# Records from a dataset
[START]
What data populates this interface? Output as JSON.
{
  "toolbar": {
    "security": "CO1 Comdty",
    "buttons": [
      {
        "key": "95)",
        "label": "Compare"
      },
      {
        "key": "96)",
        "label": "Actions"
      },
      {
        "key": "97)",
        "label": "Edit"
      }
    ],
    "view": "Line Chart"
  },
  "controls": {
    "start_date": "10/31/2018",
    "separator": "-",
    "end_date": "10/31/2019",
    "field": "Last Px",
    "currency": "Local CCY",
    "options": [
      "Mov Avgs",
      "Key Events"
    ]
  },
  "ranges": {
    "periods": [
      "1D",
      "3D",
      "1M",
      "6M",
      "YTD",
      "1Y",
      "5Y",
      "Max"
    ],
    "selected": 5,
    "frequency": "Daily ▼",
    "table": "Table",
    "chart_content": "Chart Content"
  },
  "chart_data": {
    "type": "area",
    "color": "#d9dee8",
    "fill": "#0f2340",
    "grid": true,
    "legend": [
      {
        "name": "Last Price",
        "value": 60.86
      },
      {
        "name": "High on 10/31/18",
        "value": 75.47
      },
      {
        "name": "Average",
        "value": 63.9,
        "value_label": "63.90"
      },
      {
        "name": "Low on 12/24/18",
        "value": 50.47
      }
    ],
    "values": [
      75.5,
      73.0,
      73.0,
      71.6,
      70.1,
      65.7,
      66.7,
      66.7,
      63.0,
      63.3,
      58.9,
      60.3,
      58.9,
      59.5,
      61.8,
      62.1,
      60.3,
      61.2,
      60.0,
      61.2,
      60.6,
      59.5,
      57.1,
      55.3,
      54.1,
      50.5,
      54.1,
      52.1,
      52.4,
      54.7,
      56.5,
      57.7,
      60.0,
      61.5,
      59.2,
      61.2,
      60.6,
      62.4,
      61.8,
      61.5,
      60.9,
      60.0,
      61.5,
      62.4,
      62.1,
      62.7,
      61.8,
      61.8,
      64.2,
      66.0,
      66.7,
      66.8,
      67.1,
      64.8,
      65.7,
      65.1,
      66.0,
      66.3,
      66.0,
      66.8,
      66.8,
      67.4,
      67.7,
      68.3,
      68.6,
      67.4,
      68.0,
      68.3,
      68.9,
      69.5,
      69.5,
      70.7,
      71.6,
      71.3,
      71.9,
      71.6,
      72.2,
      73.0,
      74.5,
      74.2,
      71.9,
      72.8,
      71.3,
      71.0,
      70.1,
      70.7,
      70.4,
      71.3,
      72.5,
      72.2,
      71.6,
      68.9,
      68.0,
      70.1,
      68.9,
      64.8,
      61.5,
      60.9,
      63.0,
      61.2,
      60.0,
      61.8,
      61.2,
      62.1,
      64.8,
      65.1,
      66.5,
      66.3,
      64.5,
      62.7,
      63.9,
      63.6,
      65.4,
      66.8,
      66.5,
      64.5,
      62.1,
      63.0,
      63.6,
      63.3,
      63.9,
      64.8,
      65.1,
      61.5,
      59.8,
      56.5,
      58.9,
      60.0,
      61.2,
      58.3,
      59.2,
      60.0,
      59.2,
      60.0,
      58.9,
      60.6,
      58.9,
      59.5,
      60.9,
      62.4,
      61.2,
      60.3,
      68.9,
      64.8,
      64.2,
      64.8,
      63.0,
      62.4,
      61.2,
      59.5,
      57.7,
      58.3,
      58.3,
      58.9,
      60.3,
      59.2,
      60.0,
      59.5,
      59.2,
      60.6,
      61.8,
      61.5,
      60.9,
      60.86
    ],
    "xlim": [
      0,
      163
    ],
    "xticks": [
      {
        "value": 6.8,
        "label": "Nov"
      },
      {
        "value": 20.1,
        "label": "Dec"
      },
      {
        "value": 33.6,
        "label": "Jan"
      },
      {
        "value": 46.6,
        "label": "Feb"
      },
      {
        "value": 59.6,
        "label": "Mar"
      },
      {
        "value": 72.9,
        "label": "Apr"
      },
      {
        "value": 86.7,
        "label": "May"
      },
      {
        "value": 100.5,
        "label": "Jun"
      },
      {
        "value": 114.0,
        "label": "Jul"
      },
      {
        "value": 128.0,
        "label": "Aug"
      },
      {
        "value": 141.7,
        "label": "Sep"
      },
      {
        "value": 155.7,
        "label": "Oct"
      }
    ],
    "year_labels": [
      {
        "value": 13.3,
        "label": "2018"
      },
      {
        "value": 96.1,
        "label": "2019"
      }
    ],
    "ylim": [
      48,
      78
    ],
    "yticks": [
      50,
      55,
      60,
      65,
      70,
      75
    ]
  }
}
[END]
# Written problem
Gather every line from the entries above where the word "name" appears, and copy them.

# Solution to the problem
        "name": "Last Price",
        "name": "High on 10/31/18",
        "name": "Average",
        "name": "Low on 12/24/18",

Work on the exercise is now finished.